↓↓↓

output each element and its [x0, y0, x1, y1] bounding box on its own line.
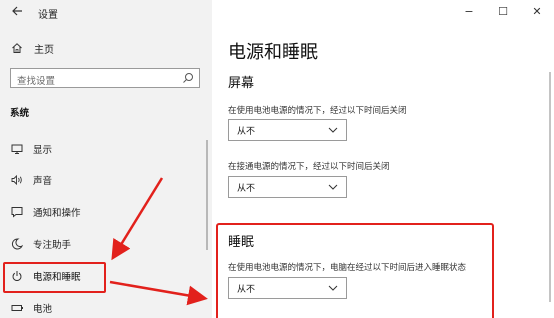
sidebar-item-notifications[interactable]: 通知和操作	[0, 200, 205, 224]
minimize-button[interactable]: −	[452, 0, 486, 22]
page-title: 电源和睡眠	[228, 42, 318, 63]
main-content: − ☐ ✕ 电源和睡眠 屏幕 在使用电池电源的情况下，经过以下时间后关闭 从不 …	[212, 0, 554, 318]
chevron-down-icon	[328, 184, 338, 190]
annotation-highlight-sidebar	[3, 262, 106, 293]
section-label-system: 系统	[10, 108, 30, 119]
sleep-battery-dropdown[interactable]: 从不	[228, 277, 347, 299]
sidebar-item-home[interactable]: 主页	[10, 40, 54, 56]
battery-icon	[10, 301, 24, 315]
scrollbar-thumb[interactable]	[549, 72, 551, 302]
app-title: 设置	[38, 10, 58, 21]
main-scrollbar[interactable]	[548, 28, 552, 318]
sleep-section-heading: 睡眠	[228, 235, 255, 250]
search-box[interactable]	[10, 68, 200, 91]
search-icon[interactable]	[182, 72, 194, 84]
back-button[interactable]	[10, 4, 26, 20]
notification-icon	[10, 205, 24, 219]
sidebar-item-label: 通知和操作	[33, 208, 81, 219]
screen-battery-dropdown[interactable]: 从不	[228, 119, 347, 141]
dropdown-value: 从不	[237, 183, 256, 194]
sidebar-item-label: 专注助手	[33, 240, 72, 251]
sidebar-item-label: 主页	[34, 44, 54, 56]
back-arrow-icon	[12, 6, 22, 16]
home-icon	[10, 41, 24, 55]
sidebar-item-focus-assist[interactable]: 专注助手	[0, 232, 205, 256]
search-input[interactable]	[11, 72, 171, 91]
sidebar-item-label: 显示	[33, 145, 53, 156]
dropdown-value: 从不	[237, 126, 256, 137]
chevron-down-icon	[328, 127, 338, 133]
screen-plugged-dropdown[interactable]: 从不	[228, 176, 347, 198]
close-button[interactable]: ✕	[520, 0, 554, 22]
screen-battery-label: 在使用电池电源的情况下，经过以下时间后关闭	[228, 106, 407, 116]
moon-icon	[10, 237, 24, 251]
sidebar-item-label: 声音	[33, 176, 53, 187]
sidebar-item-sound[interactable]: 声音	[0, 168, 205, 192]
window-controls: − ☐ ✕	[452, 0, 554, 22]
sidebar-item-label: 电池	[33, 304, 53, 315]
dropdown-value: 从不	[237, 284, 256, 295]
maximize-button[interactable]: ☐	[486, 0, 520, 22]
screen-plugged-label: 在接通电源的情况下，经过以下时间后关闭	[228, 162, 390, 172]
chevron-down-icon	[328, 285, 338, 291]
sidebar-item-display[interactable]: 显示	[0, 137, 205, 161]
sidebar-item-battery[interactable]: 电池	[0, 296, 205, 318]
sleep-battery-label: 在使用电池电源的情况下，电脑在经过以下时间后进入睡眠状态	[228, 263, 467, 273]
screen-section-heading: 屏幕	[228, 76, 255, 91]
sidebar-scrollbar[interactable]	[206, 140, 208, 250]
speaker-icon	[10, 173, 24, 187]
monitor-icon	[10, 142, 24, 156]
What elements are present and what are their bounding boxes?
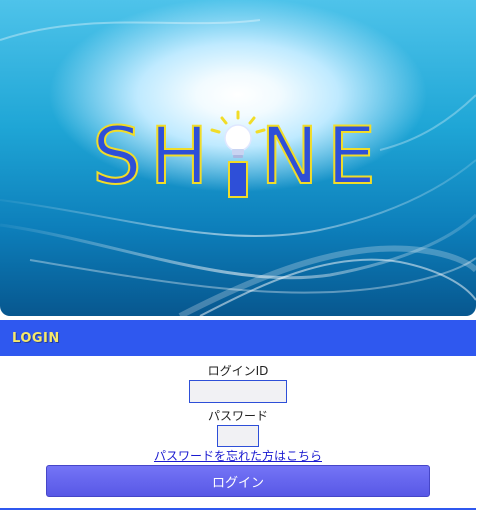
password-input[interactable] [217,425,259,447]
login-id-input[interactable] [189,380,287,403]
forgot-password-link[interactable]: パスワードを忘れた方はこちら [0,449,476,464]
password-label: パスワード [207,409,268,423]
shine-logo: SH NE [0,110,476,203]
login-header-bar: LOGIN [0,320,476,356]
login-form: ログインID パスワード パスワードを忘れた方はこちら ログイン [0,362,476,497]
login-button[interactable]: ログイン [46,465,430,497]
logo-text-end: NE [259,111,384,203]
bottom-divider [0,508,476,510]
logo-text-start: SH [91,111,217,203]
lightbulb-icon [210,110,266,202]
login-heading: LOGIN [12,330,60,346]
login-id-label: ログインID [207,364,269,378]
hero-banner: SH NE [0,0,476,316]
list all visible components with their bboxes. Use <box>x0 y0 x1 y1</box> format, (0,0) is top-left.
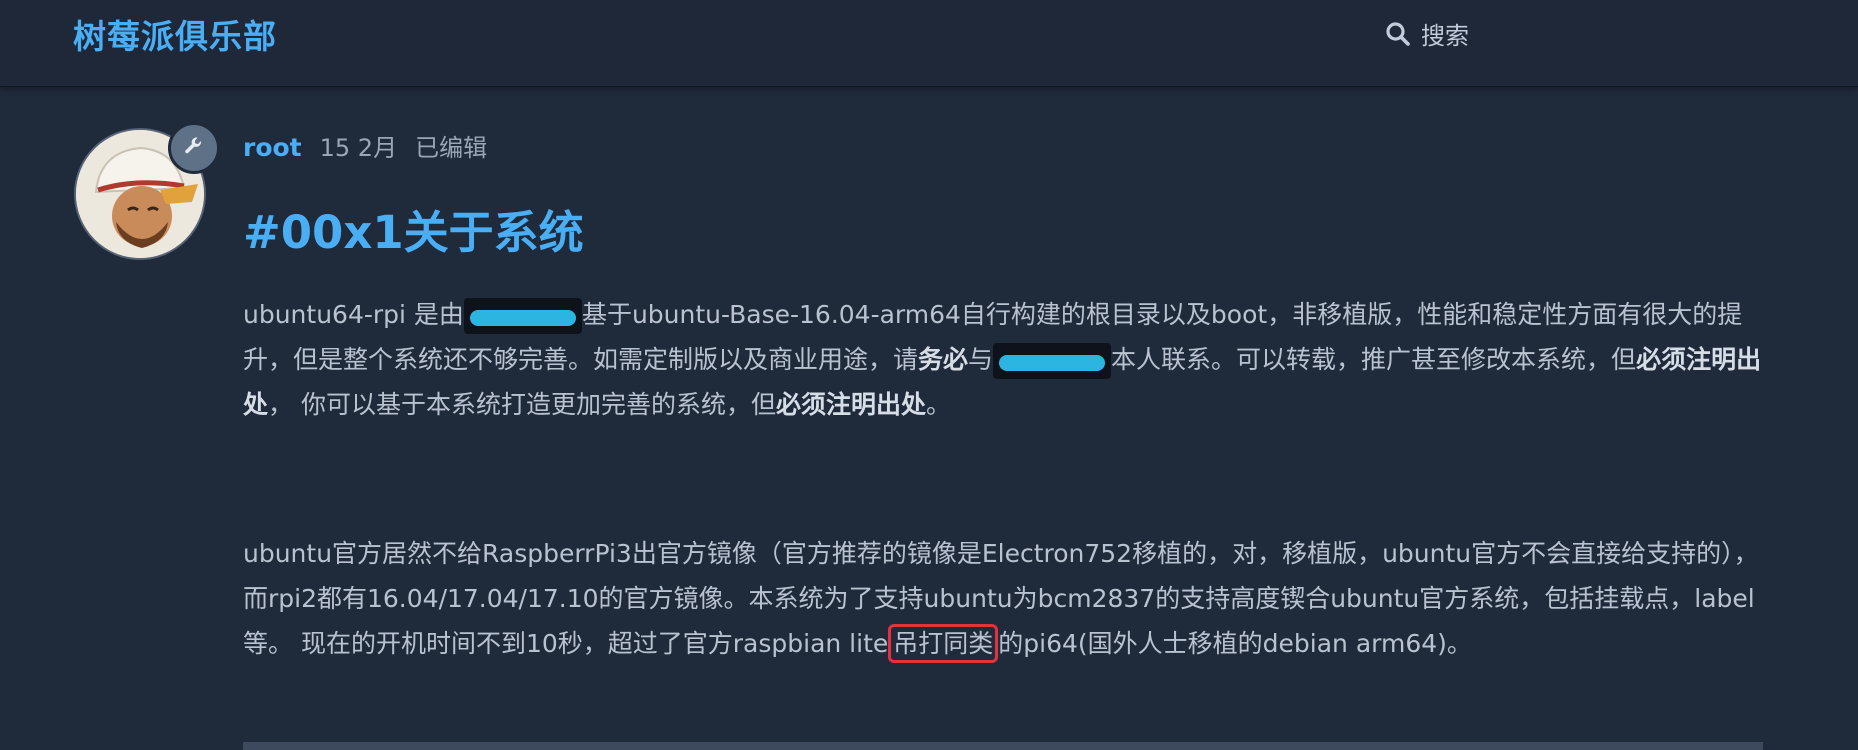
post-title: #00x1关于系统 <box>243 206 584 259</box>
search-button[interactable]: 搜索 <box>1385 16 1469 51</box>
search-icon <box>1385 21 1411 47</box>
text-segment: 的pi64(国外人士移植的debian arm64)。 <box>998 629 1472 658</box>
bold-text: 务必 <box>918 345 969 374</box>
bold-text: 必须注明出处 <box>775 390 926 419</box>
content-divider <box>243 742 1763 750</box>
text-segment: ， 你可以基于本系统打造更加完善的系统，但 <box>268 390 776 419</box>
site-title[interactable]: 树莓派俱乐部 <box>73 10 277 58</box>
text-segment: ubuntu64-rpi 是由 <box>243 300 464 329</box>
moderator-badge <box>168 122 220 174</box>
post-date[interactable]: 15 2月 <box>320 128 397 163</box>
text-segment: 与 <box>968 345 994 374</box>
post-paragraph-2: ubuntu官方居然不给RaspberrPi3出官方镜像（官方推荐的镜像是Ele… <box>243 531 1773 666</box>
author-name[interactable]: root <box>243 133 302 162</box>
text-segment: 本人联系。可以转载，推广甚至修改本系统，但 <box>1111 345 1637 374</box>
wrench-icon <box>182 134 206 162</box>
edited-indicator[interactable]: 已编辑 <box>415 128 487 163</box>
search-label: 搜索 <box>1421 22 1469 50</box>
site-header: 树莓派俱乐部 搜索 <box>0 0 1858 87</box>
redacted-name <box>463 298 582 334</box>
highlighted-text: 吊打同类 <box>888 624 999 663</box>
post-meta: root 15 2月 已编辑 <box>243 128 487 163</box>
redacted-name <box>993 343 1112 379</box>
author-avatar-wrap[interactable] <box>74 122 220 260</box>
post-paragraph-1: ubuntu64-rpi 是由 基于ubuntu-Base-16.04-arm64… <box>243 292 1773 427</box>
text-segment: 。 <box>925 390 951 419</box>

↑↑↑
↓↓↓

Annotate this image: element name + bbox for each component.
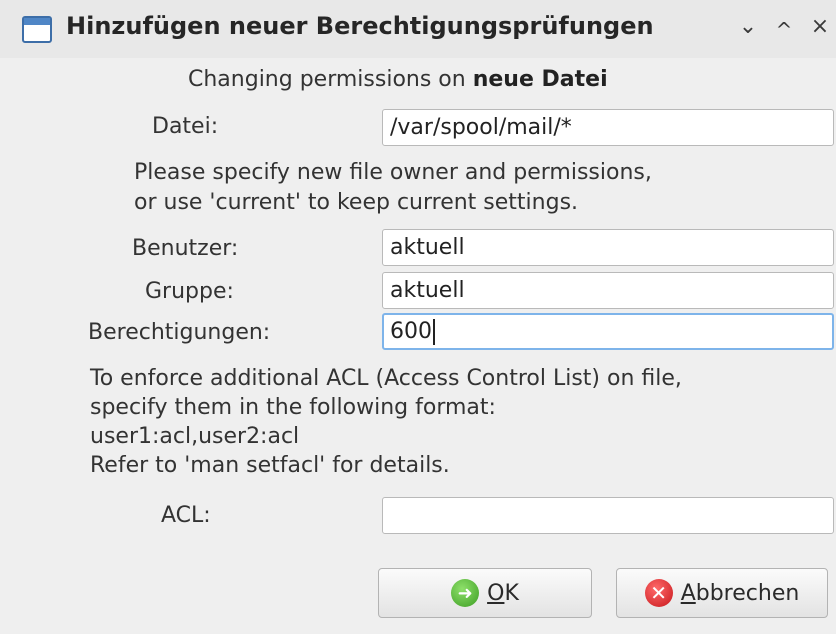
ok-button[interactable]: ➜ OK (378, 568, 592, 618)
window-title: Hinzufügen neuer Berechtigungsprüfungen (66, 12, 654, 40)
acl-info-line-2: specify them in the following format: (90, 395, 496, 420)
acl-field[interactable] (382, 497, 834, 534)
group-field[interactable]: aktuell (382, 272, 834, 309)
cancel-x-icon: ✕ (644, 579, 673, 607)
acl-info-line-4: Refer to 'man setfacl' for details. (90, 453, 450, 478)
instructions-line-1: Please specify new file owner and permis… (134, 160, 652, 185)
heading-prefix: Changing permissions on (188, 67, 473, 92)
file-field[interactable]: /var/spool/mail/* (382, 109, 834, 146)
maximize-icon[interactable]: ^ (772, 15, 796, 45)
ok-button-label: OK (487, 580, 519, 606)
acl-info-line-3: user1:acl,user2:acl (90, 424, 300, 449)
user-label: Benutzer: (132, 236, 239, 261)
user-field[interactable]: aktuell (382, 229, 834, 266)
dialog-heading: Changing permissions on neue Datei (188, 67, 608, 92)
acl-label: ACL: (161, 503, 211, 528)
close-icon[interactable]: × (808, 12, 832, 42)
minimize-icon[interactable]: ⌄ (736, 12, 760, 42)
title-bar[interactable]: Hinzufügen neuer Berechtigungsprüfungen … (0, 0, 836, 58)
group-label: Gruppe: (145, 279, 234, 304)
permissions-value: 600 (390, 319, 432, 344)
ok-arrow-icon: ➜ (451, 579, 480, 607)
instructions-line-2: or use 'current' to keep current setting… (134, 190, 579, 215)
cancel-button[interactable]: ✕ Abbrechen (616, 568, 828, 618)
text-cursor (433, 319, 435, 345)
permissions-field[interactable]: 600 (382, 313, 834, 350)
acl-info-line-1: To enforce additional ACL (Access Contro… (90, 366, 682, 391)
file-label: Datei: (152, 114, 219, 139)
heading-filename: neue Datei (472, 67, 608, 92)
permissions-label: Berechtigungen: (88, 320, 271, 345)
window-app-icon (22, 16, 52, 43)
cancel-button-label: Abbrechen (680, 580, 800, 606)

↑↑↑

● **Directions**
Convert the entries from the line containing "password-input[interactable] [217,425,259,447]" through the line containing "hero-banner: SH NE [0,0,476,316]", both included, into a Markdown table with the columns Row and Line. Number each line in Row, and leave out blank lines.

● **Exercise output**
| Row | Line |
|---|---|
| 1 | password-input[interactable] [217,425,259,447] |
| 2 | login-id-input[interactable] [189,380,287,403] |
| 3 | forgot-password-link[interactable]: パスワードを忘れた方はこちら [0,449,476,464] |
| 4 | password-label: パスワード [207,409,268,423] |
| 5 | shine-logo: SH NE [0,110,476,203] |
| 6 | login-header-bar: LOGIN [0,320,476,356] |
| 7 | login-form: ログインID パスワード パスワードを忘れた方はこちら ログイン [0,362,476,497] |
| 8 | login-button[interactable]: ログイン [46,465,430,497] |
| 9 | logo-text-end: NE [259,111,384,203] |
| 10 | bottom-divider [0,508,476,510] |
| 11 | logo-text-start: SH [91,111,217,203] |
| 12 | lightbulb-icon [210,110,266,202] |
| 13 | login-heading: LOGIN [12,330,60,346] |
| 14 | login-id-label: ログインID [207,364,269,378] |
| 15 | hero-banner: SH NE [0,0,476,316] |